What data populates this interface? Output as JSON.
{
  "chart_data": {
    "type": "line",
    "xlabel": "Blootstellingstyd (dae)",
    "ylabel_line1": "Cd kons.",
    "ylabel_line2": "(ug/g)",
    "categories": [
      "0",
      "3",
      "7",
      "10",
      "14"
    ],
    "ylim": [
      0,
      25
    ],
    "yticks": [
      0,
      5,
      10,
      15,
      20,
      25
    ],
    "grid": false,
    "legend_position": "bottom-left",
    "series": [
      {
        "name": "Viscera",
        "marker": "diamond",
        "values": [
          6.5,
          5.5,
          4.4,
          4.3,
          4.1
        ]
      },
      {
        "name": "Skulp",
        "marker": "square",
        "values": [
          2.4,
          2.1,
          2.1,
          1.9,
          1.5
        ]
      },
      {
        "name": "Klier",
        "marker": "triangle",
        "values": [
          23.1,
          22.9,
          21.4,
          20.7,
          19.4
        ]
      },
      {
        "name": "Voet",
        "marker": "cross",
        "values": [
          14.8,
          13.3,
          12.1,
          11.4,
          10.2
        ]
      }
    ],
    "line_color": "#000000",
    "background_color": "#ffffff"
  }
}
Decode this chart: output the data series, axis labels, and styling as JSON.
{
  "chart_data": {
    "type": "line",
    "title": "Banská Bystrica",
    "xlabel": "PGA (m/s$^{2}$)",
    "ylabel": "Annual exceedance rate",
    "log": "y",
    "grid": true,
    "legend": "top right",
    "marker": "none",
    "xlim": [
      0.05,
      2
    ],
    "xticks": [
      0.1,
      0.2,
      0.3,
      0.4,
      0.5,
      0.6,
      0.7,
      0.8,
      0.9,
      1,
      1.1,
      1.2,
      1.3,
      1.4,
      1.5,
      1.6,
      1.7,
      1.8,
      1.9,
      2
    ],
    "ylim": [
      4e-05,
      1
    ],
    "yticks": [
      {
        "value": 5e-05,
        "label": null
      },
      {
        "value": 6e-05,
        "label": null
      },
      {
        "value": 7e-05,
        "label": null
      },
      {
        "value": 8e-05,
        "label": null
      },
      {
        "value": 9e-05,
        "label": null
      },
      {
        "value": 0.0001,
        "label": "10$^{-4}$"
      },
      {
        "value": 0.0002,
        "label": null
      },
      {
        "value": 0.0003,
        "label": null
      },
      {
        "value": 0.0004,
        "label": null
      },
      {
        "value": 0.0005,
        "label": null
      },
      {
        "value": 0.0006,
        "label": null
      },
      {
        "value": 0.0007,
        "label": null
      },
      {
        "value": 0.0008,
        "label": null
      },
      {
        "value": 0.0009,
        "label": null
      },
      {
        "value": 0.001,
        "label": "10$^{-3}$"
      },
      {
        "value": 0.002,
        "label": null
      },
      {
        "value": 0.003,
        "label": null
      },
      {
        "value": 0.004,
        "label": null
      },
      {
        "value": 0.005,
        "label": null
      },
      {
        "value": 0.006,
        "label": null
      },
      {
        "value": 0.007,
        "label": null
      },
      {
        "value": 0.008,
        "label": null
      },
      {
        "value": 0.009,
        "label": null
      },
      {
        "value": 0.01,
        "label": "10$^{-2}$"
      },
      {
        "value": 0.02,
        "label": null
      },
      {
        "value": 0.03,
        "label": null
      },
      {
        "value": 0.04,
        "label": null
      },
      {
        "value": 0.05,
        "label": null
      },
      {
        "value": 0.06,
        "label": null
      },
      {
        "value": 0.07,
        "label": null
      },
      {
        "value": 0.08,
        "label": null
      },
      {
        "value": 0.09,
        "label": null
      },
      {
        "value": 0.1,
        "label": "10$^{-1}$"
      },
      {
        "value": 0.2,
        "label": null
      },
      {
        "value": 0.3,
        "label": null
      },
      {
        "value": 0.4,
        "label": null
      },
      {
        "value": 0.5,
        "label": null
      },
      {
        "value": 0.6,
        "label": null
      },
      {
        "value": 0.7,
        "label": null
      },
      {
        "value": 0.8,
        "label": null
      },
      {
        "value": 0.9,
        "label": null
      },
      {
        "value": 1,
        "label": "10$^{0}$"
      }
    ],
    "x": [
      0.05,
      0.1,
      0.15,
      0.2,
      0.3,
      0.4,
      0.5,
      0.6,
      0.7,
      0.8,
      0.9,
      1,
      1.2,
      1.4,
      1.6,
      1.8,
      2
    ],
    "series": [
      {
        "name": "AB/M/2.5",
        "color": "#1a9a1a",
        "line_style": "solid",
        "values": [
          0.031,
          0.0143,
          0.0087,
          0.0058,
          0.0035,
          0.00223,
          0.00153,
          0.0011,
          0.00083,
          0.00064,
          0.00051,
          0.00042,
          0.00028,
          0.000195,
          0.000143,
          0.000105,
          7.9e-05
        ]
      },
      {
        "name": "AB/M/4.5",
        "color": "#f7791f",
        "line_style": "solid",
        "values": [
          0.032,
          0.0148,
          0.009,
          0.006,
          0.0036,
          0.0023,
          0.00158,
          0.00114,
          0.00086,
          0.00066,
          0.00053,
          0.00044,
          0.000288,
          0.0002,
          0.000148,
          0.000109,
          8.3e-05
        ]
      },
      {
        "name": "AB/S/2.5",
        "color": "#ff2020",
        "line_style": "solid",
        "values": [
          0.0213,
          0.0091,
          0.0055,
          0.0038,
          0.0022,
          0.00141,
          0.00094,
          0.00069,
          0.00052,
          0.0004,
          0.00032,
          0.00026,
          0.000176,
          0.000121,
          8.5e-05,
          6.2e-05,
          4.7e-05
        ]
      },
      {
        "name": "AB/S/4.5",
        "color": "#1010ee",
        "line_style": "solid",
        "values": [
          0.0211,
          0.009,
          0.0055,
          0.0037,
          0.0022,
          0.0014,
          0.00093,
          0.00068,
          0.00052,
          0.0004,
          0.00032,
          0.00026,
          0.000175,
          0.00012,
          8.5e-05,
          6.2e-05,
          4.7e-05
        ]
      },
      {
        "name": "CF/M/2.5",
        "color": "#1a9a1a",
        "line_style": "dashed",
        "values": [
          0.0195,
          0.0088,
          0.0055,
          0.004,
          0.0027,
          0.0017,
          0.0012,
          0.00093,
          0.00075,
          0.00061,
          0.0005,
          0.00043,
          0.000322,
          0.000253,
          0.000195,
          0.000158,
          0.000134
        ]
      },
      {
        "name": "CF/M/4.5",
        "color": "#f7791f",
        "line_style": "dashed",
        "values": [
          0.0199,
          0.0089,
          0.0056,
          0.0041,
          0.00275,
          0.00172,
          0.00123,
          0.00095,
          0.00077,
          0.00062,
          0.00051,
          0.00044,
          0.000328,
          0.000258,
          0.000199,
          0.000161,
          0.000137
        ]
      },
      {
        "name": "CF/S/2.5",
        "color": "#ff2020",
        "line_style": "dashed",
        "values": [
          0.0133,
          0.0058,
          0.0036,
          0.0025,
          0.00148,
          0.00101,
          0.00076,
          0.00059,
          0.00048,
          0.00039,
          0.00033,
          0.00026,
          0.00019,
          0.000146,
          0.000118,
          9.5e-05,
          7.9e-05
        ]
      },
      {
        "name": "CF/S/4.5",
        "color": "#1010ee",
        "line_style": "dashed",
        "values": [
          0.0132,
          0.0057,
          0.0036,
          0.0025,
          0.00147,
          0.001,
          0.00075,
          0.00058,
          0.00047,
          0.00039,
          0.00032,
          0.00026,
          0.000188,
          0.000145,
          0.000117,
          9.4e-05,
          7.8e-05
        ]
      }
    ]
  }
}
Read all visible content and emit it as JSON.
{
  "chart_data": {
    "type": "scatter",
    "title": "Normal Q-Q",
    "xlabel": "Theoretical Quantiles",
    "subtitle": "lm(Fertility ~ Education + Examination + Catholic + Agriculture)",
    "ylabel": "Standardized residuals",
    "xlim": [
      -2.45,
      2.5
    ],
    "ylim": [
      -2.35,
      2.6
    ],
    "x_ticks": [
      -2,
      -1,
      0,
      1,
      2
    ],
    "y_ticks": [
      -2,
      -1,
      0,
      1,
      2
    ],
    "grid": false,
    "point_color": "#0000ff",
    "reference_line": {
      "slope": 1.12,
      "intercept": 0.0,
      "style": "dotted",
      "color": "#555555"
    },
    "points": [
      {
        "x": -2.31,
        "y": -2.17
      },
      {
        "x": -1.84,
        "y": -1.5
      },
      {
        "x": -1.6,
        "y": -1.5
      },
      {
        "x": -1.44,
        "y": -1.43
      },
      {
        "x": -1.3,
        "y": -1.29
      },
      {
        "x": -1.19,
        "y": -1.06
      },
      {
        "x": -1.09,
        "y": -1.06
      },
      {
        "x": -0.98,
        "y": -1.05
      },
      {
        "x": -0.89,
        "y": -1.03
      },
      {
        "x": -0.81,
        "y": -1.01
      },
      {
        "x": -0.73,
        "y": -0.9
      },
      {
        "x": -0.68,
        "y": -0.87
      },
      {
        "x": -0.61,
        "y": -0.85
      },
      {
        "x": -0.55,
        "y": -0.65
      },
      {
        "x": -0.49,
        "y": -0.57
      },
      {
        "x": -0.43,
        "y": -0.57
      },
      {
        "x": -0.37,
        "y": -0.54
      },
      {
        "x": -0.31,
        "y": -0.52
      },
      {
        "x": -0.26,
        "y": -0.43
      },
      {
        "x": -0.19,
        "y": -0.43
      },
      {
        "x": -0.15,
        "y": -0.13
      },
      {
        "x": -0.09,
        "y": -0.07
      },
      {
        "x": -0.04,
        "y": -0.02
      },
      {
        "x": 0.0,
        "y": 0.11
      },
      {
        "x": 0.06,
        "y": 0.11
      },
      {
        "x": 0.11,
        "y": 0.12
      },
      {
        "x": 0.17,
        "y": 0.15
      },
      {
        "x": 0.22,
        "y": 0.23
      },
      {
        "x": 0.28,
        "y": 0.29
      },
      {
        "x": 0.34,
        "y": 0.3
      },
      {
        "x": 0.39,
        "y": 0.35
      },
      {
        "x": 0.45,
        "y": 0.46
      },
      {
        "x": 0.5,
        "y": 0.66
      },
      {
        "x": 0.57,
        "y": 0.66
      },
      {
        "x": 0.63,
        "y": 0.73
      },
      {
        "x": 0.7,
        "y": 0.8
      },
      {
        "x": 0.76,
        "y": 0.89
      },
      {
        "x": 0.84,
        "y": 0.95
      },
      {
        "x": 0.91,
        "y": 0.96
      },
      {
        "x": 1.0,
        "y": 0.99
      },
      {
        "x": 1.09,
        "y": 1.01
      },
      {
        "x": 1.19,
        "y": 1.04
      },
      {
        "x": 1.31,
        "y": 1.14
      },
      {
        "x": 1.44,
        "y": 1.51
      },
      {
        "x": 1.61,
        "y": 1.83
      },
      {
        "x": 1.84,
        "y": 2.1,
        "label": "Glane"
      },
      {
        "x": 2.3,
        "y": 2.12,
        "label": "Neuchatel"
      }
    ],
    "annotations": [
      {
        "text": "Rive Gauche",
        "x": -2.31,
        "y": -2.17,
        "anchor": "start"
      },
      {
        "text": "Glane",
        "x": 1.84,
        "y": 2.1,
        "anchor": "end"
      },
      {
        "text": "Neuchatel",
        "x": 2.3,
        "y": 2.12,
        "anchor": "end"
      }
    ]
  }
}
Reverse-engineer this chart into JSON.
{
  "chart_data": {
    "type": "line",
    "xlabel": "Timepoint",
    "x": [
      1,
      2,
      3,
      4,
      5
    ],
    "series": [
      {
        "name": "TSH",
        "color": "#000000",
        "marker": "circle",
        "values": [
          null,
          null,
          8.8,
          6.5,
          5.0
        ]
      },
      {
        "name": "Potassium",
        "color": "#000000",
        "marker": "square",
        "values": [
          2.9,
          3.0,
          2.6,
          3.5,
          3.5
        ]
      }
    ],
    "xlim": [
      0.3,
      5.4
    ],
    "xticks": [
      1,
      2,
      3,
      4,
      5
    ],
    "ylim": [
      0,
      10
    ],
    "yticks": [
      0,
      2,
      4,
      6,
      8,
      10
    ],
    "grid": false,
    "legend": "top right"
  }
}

→ **To do**
Which lines in the data above contain "this"? Show each one.

→ **Written solution**
What data populates this interface? Output as JSON.
Decode this chart: output the data series, axis labels, and styling as JSON.
Reverse-engineer this chart into JSON.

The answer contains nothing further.